::: SOURCE EXTRACT

How are the elements of a community defined? What establishes the components of the common areas versus homeowner-owned areas? Where is it written that certain elements are the responsibility of the homeowner and others the responsibility of the association? These issues and others are established in what’s called an association’s Covenants, Conditions and Restrictions (CC&Rs). Attorneys Stephen Guerra and Jeffrey Vollmer, of Makower Abbate Guerra Wegner Vollmer PLLC in Farmington Hills, Michigan spoke with us at length and explained the nuances of CC&Rs as well as many other important common interest community topics. One important note — in Michigan, as well as some other states, statutes are different for condominiums versus homeowner associations (HOAs). That is something to keep in mind for nearly all aspects of association governance and living.
Guerra explained that CC&Rs typically refer to an eponymous document called the declaration of covenants, conditions and restrictions, which is recorded against property in a subdivision. It’s a title that is in general use for a document that contains restrictive covenants — or use restrictions. Sometimes, in jurisdictions other than Michigan, this title is also given to a document of restrictive covenants in a condominium. However, in Michigan, the document that serves this purpose in a condominium is called the Master Deed.
CC&Rs are traditionally recorded as land becomes subject to them through filing with the county register of deeds office.
Now, CC&Rs should not be confused with the rules and regulations of an association. Rules and regulations are something different entirely. Most distinctively, boards can generally change rules and regulations without holding a vote of the association’s members — the CC&Rs cannot be changed in this manner. Rules and regulations deal more with the more hum-drum details of daily life, such as when the trash is allowed at the curb and what items are restricted from being placed on balconies. However the rules and regulations work in conjunction with the CC&Rs. How so? First, Vollmer noted a distinction between how these work in condominiums versus HOAs. He explained that the Michigan Condominium Act recognizes an association’s rules and regulations as part of the Condominium Documents all residents must follow in the State of Michigan. They are not statutorily recognized in HOAs that utilize a declaration of CC&Rs. So whether or not a board has rule power at all is going to depend on whether there is a grant of power to pass rules in the declaration itself. At that point the declaration is going to govern the scope of that rule making power and the depth of rules and regulations the HOA can enact.

::::::
::: STORED RECORDS

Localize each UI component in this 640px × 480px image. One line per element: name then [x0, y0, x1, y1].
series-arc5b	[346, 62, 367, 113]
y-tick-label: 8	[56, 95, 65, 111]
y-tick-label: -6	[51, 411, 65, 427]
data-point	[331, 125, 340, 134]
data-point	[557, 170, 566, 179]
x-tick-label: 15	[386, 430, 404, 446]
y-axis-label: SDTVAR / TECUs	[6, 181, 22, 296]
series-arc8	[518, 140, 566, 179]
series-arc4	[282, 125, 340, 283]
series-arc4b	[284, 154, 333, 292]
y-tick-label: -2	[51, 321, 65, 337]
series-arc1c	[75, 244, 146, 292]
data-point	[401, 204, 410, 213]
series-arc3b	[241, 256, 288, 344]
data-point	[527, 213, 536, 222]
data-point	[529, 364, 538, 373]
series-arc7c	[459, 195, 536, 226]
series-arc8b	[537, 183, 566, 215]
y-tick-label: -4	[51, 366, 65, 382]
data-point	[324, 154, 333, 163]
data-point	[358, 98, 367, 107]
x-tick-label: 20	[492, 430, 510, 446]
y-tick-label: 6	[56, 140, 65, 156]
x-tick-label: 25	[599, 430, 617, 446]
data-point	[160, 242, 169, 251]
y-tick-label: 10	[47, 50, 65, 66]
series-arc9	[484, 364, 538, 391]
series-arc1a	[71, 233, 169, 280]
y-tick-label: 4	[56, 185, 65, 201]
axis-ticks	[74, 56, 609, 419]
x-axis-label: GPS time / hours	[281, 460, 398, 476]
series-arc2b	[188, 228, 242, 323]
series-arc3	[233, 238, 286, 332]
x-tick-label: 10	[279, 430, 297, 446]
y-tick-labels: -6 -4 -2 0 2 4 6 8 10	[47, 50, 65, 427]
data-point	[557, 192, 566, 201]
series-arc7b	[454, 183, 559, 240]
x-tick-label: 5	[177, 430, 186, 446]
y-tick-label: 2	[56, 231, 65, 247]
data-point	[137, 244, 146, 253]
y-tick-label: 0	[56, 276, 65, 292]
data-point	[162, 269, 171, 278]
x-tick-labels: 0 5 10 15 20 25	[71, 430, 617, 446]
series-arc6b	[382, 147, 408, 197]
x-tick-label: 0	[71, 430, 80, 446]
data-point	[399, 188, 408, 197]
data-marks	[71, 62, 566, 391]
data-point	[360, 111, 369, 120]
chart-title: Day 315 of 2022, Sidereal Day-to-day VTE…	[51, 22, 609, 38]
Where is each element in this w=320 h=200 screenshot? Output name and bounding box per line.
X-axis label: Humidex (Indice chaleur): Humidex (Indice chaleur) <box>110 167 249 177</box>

::::::

▸ EXERCISE SET
- A) According to the CC&Rs article, what is the document called that serves the purpose of restrictive covenants in a Michigan condominium?
- B) For each statement, say whether the CC&Rs article agrees with it, and quote the deciding words: (i) Boards can generally change rules and regulations without a vote of the members. (ii) The Michigan Condominium Act does not treat rules and regulations as part of the Condominium Documents. (iii) CC&Rs are recorded by filing with the county register of deeds office.
- C) Carry on the CC&Rs article from the point where it stops.

▸ EXPECTED RESPONSES
- A) The Master Deed.

- B)
(i) Yes: "boards can generally change rules and regulations without holding a vote of the association’s members"
(ii) No: "the Michigan Condominium Act recognizes an association’s rules and regulations as part of the Condominium Documents all residents must follow in the State of Michigan"
(iii) Yes: "through filing with the county register of deeds office"

- C)
In condominiums, where it is provided by statute — that is, state law — the rules and regulations have been determined by various court cases in Michigan to apply to what are referred to as de minimis aspects of daily life, and to clarify grants of discretion given to the governing body. “For instance, a restriction may prohibit landscaping on the common elements except when approved by the board of directors. The board can then adopt rules and regulations to clarify which type of landscaping will not require specific board approval. The rules serve to outline the parameters of discretion afforded the board.” Vollmer said.
The de minimus aspect of the daily life component of rules and regulations is very similar to the clarification of a grant of discretion. “The restrictions may prohibit unsightly conditions or conditions which are detrimental to the appearance of the condominium project,” said Vollmer. The rules and regulations can actually specify what is determined to be an unsightly or detrimental condition. It can deal with regulating when residents can place their garbage out for pick-up and when the containers need to be brought back.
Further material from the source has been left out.